Dataset rows
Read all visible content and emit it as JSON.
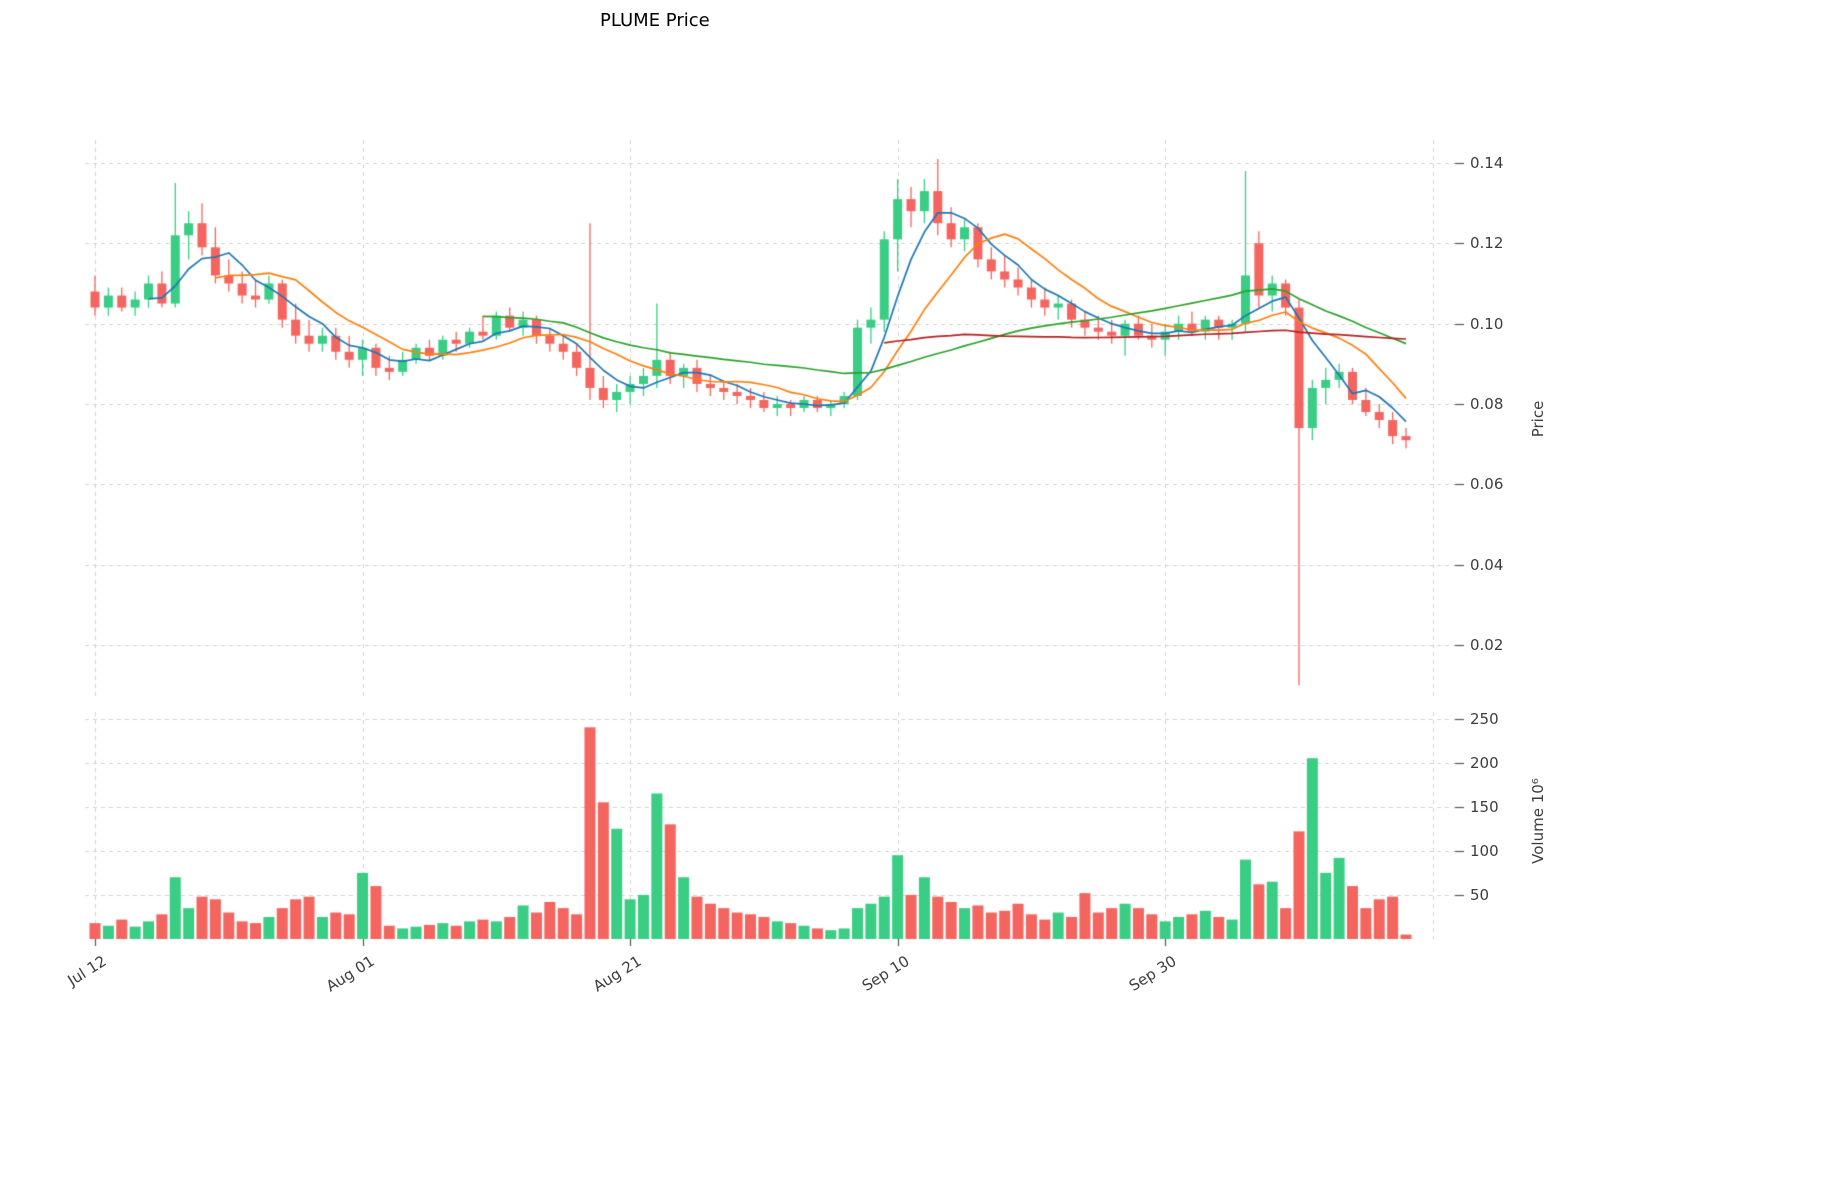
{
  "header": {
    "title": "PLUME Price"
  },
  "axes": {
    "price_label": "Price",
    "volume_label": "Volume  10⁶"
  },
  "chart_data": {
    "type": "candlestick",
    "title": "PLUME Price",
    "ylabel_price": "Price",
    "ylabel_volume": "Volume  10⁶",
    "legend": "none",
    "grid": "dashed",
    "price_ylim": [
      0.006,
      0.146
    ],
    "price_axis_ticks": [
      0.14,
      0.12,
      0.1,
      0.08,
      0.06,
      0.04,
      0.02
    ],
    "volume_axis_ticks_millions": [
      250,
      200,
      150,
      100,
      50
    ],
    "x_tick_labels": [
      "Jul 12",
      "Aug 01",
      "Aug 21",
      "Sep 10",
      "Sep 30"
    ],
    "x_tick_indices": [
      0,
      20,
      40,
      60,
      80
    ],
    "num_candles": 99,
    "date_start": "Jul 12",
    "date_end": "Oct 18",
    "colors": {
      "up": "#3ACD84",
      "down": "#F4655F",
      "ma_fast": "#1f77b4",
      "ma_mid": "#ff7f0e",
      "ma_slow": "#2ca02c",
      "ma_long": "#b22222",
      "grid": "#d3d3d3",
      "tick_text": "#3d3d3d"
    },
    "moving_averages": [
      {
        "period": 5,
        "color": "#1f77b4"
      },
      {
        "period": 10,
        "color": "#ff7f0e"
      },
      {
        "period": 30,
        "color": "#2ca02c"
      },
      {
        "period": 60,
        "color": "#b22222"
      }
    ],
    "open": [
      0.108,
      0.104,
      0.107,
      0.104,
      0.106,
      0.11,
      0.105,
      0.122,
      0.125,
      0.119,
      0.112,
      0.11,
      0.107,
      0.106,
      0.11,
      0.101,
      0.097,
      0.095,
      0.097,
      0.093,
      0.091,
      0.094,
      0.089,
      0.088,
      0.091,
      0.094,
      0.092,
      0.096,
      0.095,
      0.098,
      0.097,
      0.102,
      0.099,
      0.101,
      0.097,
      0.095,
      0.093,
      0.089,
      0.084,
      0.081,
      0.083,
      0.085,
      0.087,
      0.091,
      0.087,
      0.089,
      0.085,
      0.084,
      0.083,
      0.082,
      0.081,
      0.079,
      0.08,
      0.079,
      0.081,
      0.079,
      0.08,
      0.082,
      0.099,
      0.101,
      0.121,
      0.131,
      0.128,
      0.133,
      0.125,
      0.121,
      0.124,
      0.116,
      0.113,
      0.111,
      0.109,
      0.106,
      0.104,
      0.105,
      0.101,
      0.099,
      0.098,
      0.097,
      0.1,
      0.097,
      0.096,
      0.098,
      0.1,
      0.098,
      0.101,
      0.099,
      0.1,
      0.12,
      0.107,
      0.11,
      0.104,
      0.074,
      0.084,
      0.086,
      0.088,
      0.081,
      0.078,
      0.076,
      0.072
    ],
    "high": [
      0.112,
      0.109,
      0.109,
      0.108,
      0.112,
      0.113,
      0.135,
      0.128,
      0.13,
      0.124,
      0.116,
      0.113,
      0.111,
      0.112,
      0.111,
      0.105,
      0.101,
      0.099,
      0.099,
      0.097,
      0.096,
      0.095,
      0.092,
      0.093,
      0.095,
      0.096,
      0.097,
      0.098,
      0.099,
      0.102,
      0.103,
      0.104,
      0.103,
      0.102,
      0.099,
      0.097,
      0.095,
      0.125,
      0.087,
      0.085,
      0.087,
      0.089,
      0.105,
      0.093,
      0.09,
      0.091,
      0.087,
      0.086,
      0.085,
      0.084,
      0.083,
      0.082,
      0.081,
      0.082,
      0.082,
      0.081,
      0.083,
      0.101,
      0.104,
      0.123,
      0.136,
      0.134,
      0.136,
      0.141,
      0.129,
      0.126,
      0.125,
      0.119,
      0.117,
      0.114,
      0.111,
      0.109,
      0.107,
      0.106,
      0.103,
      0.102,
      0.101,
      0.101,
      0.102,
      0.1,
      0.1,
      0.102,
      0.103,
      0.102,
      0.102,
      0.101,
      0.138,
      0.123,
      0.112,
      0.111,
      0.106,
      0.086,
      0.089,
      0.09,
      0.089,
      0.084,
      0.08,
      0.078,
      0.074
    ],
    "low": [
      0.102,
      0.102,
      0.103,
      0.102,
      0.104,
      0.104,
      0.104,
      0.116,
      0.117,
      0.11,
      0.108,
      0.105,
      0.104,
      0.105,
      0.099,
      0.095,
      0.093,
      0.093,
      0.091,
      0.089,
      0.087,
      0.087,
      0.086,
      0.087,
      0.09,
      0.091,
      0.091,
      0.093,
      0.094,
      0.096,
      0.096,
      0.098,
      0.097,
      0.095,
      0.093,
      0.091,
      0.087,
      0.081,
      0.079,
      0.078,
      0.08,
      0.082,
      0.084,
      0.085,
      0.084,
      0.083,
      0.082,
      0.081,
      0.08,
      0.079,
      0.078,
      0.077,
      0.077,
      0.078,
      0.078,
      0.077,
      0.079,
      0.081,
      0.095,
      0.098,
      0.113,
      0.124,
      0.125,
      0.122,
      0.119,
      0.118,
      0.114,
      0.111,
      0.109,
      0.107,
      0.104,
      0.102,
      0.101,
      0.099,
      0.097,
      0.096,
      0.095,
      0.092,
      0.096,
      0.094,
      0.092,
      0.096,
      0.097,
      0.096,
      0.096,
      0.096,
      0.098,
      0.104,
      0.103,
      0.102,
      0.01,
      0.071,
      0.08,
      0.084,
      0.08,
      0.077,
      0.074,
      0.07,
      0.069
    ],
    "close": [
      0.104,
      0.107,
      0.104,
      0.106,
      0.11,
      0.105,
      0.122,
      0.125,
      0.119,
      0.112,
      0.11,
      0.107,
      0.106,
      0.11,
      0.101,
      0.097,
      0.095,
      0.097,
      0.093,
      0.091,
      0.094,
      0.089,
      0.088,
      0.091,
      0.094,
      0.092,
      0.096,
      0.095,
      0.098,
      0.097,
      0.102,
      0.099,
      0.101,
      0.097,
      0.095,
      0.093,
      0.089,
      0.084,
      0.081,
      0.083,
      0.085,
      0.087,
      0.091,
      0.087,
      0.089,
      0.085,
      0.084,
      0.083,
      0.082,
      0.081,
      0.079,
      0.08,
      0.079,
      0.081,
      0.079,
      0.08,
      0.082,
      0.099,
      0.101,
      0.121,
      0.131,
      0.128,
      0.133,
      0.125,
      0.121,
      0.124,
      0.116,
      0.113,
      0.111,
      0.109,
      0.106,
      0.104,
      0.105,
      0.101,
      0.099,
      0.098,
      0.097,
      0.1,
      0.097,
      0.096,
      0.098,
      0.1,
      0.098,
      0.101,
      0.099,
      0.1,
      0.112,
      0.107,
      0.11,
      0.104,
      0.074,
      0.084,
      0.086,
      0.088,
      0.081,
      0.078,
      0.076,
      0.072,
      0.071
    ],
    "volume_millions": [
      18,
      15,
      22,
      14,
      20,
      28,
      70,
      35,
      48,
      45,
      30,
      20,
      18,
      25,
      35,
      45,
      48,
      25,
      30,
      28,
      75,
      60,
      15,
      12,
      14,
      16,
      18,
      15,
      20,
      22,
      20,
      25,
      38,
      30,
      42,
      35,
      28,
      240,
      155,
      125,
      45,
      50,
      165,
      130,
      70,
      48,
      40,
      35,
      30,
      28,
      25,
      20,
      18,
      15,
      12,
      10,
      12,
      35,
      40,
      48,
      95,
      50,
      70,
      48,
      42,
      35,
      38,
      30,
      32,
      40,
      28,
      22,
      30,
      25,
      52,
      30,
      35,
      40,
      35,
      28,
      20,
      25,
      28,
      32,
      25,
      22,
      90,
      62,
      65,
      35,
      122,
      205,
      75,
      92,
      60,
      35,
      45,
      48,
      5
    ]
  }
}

==

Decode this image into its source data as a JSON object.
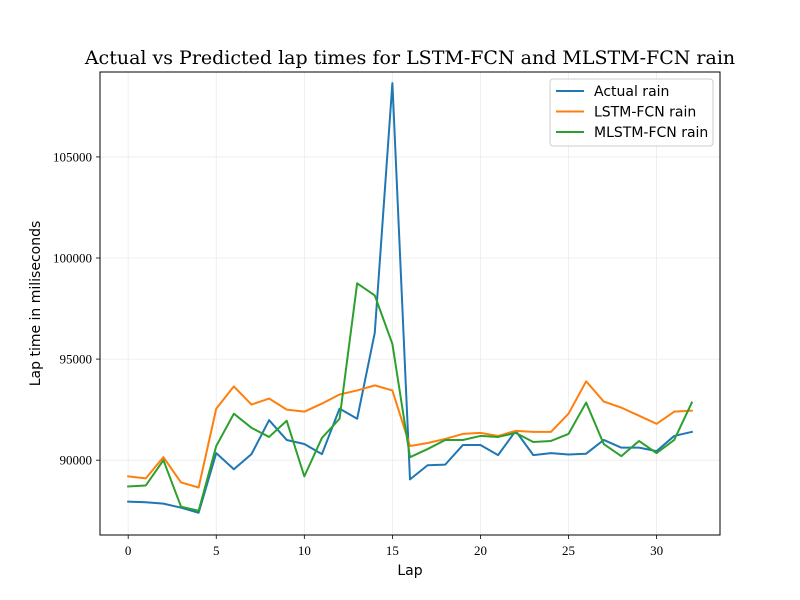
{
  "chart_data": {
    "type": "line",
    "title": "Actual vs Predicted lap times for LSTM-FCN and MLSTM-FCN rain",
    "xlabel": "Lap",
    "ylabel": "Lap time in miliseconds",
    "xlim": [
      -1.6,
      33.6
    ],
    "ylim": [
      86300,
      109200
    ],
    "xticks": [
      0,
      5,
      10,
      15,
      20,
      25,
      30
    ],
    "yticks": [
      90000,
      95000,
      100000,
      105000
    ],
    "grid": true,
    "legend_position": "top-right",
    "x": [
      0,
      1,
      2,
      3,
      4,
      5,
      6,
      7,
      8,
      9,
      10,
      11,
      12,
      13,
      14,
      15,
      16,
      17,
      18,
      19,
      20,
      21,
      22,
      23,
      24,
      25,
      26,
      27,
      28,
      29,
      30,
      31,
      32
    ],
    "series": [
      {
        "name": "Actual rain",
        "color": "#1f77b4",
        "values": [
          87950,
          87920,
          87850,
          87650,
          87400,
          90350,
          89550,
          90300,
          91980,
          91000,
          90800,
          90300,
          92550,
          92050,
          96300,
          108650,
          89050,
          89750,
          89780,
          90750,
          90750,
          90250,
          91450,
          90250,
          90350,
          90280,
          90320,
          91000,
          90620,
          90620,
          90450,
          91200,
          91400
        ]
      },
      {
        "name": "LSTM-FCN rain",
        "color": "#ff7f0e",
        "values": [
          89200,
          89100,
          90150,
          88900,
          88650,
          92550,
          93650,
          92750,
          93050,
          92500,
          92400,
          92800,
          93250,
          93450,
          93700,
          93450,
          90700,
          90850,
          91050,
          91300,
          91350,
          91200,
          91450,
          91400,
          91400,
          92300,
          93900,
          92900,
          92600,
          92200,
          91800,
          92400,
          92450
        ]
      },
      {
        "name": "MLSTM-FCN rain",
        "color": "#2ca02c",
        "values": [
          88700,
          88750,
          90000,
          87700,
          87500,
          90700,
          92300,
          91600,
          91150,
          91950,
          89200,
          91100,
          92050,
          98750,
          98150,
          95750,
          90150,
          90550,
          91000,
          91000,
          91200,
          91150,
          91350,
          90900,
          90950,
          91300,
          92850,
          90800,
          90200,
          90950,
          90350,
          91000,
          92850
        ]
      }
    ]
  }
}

## Task brief:
Search the entries for the string "MLSTM" and collect each line that has it.

## The output:
    "title": "Actual vs Predicted lap times for LSTM-FCN and MLSTM-FCN rain",
        "name": "MLSTM-FCN rain",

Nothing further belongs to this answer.